- EXERCISE INSTRUCTIONS -
Your answer is a single number: how many lines hold the word "this"?

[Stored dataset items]
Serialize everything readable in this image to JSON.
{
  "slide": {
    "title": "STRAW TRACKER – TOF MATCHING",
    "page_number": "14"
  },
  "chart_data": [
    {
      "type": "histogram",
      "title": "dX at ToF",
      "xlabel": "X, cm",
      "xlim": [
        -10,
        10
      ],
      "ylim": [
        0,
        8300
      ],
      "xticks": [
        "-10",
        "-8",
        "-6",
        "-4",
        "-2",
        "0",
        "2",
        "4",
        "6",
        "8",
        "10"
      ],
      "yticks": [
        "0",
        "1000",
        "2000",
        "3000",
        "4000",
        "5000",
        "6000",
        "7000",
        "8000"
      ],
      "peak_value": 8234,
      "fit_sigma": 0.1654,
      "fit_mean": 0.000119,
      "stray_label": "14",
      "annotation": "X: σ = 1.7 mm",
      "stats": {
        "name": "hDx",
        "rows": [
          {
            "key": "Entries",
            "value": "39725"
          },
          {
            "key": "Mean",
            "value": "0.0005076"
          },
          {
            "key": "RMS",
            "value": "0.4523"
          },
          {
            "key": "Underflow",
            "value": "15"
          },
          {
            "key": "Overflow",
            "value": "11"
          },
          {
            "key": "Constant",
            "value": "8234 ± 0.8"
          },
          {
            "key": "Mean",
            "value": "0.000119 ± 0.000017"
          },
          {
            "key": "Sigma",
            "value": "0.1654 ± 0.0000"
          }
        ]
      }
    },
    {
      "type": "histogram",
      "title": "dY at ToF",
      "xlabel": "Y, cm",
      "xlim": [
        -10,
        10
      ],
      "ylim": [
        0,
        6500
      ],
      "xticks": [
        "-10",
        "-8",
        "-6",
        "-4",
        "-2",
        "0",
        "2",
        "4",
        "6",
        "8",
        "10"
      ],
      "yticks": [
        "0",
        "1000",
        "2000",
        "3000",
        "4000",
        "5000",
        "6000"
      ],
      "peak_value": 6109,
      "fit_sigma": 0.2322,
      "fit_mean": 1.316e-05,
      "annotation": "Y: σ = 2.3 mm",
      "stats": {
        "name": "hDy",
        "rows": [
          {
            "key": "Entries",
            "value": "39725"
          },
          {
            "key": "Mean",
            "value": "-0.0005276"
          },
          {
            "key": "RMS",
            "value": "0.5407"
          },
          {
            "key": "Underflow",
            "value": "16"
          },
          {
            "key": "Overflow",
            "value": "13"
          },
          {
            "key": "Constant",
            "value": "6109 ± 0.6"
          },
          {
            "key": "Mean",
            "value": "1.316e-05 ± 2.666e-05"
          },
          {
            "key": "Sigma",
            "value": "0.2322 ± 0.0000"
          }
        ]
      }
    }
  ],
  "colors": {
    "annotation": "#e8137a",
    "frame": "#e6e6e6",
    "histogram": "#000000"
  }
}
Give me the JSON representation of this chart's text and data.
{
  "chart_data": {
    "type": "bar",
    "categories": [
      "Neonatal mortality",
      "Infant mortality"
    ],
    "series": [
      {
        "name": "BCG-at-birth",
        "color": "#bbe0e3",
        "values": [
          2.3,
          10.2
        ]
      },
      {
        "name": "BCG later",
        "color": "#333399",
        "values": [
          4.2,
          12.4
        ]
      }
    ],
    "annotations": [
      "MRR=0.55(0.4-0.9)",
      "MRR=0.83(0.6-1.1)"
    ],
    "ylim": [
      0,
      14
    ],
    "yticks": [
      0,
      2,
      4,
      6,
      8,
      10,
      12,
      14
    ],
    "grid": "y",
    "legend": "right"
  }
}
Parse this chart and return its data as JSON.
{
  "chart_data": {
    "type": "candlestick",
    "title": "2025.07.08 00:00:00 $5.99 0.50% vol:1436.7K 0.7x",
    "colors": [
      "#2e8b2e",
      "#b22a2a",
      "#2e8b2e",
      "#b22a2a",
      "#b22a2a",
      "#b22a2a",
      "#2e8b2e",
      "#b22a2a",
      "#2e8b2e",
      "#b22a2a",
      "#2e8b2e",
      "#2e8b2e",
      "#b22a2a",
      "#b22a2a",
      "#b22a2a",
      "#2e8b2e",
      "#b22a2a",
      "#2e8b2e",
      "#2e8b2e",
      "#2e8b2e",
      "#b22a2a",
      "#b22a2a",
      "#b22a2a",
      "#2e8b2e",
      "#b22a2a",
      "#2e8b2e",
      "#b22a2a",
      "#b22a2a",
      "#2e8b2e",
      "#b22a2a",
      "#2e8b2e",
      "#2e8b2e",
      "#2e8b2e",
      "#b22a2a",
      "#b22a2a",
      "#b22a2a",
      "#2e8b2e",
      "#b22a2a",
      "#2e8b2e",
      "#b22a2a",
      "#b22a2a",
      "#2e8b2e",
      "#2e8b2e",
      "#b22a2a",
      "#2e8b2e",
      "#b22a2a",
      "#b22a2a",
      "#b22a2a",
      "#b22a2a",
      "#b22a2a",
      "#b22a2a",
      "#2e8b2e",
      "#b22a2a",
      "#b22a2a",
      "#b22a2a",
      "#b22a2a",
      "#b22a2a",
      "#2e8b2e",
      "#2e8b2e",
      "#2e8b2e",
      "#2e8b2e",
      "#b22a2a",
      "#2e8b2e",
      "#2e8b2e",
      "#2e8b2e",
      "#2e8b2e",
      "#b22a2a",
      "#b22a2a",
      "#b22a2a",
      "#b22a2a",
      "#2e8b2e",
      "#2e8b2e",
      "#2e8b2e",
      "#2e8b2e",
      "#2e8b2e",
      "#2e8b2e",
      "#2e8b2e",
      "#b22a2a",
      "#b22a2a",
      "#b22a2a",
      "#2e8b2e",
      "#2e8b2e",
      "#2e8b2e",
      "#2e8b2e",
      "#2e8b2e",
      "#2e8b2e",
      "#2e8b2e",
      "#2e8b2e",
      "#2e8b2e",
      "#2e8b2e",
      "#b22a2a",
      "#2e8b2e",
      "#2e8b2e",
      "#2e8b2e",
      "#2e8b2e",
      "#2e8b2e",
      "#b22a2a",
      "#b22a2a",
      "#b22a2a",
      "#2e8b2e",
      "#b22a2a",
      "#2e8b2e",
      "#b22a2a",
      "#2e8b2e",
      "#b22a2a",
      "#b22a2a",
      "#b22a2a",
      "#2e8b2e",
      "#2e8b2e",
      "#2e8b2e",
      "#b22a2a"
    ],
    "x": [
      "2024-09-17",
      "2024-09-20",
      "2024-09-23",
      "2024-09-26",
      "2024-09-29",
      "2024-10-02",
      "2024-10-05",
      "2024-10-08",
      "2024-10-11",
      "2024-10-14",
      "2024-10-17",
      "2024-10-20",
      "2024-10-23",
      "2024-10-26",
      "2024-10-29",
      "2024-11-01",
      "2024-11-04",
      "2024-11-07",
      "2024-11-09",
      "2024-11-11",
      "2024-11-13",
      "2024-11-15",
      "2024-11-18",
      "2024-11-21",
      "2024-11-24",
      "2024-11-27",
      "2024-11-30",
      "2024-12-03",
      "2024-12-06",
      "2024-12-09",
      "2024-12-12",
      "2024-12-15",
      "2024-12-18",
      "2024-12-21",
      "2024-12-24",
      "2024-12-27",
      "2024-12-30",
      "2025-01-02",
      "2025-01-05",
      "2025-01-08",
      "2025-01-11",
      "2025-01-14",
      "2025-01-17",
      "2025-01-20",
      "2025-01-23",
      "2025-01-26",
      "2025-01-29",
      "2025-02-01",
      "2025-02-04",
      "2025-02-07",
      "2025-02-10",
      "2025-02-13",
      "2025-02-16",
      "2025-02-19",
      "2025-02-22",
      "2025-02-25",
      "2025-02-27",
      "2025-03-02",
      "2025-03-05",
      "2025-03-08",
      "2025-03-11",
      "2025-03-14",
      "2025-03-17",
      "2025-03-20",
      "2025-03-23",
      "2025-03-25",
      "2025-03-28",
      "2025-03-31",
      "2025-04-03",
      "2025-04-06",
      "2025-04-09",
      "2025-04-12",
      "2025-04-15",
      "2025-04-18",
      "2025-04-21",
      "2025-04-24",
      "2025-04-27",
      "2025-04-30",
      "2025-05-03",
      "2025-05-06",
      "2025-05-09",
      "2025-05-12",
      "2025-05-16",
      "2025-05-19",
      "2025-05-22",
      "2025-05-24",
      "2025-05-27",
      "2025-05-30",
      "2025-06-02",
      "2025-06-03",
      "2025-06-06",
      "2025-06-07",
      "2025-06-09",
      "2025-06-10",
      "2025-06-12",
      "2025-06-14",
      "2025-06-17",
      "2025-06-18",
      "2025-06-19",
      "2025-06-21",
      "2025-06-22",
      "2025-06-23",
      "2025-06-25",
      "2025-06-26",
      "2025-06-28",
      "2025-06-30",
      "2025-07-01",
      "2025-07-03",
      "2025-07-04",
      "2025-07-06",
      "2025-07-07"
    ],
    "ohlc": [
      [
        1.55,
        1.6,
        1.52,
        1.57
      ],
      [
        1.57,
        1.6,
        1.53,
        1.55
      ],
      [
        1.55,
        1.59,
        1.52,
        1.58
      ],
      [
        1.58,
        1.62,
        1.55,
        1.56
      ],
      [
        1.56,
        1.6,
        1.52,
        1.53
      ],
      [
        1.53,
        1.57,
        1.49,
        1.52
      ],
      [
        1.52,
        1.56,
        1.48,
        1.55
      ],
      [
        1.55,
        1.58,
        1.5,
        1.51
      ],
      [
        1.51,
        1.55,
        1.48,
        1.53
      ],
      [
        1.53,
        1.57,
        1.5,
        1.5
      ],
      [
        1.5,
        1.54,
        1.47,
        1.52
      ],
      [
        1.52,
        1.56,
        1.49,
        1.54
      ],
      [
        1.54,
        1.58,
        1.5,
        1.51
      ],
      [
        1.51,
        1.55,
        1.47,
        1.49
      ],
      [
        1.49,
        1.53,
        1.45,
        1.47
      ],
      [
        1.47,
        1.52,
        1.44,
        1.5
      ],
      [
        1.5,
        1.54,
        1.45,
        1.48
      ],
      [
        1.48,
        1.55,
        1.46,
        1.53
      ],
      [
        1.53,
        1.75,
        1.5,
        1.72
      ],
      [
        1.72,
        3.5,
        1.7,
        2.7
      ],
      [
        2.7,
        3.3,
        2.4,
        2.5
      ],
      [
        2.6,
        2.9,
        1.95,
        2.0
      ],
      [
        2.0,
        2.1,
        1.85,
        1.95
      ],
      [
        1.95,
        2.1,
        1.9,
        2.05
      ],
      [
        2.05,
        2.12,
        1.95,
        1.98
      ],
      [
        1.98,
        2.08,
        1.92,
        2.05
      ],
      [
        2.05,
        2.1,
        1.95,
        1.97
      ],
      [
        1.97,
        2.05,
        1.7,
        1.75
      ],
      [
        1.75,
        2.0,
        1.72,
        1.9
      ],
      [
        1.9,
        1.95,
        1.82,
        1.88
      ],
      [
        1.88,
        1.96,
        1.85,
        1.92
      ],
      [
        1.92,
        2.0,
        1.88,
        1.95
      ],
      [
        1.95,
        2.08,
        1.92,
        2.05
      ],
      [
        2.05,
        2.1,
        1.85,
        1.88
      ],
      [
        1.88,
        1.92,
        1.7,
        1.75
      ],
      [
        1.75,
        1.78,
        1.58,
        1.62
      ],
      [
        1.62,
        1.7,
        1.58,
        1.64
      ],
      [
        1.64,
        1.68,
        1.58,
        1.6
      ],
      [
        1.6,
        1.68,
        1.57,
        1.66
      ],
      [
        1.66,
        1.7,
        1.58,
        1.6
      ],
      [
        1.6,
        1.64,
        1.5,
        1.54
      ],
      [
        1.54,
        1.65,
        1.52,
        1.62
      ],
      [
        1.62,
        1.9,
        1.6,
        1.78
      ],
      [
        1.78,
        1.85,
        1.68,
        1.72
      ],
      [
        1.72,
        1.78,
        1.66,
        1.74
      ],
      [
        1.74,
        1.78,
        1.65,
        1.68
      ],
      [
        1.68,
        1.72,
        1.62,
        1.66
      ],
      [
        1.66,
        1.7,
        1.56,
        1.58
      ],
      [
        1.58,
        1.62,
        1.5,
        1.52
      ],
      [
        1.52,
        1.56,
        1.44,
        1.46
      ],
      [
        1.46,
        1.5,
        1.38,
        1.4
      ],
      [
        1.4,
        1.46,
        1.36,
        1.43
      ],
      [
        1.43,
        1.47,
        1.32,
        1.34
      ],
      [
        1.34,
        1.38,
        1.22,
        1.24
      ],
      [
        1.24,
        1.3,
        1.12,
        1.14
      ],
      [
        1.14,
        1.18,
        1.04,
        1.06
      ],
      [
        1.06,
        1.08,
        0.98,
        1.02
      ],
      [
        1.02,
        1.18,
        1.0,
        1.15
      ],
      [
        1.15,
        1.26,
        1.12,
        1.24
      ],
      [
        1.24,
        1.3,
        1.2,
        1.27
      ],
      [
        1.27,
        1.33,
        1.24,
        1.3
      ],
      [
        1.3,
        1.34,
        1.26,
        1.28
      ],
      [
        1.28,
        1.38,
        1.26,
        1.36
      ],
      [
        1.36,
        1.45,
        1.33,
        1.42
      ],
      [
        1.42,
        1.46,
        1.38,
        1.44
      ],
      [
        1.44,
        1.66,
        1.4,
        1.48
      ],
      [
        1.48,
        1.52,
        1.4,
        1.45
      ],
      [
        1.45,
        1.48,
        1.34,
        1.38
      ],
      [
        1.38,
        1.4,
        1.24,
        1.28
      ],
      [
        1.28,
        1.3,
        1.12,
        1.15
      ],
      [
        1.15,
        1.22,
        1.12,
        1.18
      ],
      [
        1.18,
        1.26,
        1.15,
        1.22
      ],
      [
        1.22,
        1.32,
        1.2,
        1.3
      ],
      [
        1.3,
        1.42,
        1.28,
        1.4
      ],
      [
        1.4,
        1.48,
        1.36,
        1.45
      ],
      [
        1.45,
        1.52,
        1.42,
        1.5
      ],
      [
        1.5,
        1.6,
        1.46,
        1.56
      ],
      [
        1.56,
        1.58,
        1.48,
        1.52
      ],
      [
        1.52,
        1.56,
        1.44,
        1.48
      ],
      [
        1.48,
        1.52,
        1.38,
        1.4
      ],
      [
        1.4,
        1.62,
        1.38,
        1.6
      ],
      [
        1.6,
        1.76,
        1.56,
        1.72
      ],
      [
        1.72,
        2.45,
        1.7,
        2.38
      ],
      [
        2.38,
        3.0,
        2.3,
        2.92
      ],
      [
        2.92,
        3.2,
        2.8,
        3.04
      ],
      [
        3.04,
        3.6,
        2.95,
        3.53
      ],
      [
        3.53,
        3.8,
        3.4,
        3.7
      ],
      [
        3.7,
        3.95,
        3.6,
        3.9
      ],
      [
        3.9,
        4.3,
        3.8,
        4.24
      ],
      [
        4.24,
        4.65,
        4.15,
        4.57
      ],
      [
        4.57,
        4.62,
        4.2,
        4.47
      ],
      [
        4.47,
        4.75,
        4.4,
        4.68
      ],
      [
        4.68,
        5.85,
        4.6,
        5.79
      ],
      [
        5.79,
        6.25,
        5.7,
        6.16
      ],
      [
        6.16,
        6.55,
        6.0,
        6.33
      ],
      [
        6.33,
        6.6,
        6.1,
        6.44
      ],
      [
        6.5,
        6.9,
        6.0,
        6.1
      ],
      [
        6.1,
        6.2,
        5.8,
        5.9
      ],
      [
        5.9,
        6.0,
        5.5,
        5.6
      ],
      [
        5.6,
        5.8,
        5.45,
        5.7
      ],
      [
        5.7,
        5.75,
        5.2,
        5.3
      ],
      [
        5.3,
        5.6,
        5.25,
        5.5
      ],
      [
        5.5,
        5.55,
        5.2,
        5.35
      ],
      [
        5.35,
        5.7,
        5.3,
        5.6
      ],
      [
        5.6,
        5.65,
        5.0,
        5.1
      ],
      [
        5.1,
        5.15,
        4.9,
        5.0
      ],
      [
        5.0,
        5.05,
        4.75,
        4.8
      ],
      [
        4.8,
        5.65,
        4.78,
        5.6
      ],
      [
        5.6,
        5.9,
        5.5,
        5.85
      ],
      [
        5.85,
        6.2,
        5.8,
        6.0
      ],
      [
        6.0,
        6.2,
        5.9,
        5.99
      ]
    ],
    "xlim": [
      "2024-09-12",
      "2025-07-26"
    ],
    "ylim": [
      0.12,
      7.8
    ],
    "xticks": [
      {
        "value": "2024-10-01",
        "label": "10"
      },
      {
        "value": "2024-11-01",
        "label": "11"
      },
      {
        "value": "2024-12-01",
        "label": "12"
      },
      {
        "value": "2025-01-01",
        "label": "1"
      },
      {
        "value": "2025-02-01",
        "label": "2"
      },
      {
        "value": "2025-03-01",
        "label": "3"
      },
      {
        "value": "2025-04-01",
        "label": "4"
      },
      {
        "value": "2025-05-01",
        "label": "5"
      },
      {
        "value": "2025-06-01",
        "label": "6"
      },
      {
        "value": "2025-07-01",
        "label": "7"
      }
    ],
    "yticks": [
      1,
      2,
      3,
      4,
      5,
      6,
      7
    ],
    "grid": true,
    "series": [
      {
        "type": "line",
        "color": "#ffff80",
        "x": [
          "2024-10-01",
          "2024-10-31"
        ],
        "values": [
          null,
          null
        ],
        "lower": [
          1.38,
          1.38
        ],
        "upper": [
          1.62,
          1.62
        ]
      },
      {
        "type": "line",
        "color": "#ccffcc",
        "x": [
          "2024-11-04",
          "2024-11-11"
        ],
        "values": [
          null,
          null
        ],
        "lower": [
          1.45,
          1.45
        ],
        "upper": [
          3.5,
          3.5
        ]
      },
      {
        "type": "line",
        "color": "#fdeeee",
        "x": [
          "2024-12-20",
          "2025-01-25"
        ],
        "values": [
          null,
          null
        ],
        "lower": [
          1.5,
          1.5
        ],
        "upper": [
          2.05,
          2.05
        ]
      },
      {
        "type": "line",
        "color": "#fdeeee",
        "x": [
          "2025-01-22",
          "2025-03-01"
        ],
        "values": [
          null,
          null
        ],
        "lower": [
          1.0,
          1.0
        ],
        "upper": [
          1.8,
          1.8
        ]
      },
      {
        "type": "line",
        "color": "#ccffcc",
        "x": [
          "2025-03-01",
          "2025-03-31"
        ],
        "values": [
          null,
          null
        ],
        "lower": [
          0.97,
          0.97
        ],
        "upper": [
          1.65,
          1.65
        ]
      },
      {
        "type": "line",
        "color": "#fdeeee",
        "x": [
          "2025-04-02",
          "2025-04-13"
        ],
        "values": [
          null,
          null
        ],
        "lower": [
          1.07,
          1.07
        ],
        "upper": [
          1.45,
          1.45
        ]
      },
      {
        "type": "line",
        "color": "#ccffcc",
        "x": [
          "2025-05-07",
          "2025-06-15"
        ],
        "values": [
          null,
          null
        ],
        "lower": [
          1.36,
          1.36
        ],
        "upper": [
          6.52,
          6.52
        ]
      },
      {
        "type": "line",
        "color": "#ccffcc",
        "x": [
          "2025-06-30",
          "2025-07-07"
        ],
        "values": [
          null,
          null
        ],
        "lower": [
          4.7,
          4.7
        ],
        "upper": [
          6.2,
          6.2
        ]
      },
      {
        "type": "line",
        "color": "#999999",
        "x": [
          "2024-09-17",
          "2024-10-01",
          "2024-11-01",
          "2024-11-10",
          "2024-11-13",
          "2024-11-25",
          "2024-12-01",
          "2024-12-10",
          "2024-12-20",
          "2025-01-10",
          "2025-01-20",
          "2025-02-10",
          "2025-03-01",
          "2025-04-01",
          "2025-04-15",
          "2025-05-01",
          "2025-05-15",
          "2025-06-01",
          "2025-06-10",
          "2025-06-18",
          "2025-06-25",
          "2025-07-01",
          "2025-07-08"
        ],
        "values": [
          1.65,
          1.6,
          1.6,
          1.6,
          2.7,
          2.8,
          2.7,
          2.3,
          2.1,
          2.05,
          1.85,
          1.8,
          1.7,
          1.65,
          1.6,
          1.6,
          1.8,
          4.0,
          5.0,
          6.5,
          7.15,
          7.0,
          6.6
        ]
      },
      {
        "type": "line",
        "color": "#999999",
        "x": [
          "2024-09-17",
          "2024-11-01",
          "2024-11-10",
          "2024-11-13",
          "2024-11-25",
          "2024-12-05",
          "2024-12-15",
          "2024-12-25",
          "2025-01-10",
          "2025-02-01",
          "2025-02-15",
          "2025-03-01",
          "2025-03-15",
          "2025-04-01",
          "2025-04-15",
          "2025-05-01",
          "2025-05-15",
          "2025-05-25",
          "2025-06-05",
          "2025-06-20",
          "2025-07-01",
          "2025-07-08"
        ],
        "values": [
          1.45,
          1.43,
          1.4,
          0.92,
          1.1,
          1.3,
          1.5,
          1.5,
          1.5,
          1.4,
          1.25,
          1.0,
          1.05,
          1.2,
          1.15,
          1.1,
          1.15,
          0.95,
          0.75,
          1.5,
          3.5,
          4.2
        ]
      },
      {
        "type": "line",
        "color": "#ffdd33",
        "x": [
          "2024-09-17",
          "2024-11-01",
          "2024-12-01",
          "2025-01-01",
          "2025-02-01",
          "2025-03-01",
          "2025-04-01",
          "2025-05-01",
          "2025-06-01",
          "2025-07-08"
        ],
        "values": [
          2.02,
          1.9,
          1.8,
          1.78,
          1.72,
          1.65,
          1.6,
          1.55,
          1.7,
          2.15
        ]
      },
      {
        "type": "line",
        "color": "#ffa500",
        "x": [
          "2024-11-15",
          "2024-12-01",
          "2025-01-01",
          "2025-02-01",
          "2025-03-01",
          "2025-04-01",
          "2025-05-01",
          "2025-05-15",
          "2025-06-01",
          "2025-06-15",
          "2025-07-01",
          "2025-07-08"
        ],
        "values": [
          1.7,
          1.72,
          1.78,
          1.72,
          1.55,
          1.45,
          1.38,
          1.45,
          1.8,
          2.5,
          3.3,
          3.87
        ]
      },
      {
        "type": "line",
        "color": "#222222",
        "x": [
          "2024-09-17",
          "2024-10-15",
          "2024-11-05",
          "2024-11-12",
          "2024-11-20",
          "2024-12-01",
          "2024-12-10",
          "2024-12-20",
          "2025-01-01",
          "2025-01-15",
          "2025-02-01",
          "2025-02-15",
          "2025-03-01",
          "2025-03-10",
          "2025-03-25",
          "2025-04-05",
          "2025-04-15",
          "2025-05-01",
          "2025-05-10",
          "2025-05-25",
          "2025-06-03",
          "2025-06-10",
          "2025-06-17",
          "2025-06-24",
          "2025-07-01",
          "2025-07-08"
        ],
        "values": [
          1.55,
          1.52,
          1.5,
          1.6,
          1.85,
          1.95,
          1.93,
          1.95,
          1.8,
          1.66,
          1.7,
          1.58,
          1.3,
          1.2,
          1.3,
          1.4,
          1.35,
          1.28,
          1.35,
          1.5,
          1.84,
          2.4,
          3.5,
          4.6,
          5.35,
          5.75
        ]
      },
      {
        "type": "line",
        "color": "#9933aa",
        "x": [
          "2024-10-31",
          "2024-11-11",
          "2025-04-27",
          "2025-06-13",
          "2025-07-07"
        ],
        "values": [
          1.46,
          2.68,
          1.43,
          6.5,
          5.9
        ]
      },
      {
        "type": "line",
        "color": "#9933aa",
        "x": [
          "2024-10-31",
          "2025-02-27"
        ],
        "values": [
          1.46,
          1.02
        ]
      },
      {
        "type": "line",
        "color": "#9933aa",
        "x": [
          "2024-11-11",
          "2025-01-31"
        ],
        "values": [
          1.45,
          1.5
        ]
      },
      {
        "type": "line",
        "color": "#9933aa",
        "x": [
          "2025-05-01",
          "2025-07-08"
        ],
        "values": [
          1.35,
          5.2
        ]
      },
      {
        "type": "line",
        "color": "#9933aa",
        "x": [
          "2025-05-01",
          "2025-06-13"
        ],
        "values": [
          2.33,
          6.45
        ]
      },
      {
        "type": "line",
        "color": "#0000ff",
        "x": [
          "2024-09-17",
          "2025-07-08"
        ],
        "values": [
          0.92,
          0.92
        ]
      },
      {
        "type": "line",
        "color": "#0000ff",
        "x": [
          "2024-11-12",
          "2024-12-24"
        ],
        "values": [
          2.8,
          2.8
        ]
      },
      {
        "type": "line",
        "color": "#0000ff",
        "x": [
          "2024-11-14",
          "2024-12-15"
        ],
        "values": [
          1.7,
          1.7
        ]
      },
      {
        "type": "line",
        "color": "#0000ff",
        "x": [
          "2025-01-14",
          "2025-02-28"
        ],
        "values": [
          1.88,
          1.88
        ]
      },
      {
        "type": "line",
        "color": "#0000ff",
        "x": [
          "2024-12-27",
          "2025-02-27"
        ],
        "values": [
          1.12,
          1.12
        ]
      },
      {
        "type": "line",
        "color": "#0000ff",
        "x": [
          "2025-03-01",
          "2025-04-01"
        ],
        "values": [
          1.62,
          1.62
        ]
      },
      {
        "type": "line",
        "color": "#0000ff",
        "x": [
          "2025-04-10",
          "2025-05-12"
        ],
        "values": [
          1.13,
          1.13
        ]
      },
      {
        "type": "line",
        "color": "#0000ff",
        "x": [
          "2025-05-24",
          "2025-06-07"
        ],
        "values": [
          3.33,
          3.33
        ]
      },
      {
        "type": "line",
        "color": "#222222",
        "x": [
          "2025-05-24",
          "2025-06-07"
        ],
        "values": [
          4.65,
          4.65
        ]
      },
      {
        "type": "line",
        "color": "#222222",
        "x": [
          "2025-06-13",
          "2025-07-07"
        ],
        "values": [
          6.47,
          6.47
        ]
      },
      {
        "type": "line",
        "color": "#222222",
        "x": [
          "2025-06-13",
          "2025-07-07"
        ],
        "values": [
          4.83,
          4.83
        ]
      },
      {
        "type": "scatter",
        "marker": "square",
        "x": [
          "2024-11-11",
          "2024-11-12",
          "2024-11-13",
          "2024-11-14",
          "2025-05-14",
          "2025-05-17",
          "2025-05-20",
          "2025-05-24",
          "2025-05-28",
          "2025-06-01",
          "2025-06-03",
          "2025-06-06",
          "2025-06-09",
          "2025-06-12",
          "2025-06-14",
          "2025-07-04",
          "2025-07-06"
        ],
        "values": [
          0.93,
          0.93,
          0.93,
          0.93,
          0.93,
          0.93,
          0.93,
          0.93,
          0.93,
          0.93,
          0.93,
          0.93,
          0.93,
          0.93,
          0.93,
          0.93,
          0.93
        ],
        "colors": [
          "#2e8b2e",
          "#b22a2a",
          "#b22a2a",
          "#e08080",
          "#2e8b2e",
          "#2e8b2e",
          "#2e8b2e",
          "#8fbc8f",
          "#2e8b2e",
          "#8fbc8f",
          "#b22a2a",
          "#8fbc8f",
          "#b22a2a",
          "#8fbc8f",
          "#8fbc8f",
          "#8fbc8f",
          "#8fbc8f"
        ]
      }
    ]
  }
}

- SOLVED PROBLEM -
3